Draw out every line with the word "Ethereum" from the listing below.

(Collected data)
-------------------------
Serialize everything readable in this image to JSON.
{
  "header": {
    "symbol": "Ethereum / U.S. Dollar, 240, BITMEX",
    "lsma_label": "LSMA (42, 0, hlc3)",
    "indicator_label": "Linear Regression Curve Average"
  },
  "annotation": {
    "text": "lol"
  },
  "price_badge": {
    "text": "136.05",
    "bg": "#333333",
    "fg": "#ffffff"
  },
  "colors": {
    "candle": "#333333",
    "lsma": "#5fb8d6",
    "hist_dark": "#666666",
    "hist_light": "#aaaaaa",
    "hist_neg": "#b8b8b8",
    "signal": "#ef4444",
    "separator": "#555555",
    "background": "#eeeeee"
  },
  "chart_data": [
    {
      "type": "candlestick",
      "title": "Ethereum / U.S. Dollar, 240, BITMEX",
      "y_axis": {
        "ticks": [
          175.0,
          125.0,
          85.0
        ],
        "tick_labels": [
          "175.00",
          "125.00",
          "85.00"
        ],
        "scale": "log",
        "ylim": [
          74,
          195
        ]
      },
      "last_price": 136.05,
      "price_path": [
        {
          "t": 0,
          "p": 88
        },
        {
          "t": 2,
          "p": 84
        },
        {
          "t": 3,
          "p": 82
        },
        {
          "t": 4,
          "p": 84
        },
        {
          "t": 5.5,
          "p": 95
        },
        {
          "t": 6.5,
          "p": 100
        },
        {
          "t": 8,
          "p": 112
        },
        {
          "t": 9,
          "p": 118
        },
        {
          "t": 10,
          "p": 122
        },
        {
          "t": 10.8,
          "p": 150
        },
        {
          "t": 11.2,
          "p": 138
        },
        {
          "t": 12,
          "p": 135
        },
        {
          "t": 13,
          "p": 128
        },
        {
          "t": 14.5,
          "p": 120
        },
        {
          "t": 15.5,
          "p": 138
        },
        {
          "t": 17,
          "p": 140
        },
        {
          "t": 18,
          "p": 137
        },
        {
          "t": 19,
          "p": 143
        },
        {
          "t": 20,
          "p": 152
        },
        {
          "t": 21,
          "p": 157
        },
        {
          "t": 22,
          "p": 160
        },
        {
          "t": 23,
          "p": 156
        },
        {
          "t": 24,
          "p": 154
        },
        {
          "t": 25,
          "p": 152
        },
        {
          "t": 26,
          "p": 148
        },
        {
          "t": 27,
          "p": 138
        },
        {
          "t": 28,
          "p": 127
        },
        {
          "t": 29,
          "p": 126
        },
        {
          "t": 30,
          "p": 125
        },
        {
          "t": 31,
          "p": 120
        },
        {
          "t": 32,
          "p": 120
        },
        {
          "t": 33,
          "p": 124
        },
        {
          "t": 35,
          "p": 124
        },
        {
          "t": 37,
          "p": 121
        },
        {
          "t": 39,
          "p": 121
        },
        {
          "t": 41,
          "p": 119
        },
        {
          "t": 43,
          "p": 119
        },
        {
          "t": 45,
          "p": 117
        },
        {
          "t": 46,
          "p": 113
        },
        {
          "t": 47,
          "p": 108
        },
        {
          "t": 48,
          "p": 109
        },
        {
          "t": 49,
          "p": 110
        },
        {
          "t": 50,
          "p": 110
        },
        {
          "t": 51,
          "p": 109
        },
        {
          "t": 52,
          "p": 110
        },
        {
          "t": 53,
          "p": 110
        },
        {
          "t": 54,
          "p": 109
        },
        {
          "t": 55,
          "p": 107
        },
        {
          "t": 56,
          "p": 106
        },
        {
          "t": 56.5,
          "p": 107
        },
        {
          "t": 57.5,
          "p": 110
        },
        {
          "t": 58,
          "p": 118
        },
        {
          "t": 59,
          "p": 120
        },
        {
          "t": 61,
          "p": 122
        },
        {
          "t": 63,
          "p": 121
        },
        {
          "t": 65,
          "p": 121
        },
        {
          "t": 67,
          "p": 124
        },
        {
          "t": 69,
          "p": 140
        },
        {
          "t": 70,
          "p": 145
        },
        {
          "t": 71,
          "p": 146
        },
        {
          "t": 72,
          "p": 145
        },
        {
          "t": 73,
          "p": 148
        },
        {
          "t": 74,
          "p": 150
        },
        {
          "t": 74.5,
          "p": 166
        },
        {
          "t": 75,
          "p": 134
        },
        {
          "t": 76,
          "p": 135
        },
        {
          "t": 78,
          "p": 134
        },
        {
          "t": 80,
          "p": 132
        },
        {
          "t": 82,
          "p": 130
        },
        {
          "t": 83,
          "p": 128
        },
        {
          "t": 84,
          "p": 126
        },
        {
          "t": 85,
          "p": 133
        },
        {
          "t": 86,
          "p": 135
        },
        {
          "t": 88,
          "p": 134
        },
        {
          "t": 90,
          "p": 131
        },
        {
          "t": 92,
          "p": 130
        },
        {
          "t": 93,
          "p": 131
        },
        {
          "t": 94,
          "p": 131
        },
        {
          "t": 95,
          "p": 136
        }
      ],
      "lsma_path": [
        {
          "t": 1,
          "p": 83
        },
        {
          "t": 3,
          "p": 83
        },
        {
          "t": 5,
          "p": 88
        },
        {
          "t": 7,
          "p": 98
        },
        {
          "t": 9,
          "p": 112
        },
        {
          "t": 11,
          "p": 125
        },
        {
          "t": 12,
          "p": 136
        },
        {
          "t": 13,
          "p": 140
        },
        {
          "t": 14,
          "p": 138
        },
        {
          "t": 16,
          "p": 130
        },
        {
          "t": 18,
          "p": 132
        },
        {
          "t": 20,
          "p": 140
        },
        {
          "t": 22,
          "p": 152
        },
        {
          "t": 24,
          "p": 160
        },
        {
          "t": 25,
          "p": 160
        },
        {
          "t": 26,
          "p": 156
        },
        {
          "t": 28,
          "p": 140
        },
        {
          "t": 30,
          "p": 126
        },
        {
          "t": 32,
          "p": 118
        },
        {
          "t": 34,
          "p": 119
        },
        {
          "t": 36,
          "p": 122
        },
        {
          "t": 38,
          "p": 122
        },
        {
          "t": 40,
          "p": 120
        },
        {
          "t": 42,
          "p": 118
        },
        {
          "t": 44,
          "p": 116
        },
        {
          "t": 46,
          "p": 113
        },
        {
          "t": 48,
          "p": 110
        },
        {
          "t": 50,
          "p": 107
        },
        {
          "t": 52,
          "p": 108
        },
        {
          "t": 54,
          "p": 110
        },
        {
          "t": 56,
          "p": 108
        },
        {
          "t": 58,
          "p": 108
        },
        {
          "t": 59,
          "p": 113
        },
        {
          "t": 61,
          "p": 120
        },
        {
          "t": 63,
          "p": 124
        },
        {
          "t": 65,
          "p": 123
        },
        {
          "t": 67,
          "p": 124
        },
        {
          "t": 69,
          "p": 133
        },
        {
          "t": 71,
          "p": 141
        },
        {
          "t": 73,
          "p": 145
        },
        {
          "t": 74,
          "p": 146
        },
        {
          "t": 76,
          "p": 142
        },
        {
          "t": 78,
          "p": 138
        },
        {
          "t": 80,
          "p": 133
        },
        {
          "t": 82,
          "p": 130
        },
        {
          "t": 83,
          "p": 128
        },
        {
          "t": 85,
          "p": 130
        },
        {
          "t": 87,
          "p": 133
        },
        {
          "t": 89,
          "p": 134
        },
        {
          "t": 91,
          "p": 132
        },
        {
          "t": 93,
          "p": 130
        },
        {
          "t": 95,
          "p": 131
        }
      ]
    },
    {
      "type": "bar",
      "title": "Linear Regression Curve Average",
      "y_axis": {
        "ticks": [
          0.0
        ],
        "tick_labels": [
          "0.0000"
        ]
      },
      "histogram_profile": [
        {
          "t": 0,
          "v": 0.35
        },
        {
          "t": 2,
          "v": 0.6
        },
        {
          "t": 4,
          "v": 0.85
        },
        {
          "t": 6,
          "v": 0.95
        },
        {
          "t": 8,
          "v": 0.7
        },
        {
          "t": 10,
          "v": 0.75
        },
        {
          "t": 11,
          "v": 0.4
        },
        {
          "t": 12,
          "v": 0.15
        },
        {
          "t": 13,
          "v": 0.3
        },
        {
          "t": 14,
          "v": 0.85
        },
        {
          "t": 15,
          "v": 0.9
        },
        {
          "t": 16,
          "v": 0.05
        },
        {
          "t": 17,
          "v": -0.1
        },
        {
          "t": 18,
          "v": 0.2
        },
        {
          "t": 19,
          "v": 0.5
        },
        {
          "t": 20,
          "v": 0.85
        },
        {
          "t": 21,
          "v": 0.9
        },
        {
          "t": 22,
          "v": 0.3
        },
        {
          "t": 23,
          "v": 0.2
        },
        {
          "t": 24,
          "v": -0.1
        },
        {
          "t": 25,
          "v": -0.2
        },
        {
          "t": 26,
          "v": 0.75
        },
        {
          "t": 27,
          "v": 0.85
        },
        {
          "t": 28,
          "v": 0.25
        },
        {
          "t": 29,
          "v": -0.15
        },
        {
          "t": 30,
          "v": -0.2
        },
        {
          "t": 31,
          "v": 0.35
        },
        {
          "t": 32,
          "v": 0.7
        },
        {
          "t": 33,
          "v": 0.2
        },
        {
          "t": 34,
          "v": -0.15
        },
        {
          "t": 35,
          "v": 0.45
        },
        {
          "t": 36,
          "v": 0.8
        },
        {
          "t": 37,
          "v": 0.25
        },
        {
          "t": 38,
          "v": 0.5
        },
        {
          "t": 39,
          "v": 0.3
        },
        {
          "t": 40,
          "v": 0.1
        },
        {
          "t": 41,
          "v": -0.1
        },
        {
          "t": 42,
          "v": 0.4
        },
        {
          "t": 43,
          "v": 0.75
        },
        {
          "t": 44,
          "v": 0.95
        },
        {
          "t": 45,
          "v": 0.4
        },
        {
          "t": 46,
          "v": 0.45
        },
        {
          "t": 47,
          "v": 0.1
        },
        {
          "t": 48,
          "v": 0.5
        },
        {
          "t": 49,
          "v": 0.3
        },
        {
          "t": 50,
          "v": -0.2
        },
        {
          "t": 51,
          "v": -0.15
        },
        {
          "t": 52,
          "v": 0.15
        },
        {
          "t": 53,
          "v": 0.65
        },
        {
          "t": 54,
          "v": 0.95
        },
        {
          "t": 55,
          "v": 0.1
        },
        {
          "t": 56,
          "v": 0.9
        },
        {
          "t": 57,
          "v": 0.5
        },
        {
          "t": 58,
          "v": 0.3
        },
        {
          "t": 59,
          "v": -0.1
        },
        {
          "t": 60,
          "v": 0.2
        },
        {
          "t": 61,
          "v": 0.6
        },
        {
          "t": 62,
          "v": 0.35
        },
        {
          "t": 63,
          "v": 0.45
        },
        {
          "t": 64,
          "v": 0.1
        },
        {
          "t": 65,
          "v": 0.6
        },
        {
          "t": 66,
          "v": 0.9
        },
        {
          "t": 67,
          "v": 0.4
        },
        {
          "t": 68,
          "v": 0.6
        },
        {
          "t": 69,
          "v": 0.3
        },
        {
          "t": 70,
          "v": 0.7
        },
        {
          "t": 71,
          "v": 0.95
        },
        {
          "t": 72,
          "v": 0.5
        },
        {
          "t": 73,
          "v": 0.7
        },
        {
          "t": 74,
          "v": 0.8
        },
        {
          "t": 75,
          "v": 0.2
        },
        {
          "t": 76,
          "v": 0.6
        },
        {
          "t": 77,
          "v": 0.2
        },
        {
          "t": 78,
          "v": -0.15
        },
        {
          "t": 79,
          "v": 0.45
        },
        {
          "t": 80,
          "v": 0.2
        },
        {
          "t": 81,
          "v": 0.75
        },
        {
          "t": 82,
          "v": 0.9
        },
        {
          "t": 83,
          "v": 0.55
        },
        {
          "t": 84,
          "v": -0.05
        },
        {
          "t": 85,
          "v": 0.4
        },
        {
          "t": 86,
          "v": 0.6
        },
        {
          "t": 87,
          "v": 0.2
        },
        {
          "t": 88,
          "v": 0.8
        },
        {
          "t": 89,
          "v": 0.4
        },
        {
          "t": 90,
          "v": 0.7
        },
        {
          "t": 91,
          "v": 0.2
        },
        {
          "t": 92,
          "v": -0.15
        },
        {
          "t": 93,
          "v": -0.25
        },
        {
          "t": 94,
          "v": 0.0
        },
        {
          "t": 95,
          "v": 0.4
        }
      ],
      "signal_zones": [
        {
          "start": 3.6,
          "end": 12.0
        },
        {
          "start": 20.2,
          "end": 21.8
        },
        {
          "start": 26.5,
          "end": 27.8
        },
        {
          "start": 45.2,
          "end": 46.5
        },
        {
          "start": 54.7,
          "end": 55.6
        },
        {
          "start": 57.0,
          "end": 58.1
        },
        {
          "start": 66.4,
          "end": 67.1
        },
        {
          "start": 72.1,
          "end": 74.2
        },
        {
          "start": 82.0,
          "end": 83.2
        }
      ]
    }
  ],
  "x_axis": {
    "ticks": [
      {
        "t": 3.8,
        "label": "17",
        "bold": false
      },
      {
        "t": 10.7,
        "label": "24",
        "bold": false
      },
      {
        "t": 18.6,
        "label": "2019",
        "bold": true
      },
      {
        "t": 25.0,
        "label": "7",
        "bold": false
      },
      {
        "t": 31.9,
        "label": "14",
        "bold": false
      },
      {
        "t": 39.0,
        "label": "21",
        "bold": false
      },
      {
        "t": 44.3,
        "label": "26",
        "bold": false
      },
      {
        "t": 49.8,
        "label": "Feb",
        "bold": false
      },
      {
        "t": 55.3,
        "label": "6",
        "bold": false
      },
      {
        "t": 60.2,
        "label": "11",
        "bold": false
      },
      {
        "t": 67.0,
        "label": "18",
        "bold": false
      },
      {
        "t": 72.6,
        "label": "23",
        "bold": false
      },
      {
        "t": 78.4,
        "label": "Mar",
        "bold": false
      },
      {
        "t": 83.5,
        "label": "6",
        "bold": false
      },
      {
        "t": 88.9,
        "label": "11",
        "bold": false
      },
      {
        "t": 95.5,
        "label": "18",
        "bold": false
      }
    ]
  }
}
-------------------------
ANSWER TO THIS PROBLEM -
    "symbol": "Ethereum / U.S. Dollar, 240, BITMEX",
      "title": "Ethereum / U.S. Dollar, 240, BITMEX",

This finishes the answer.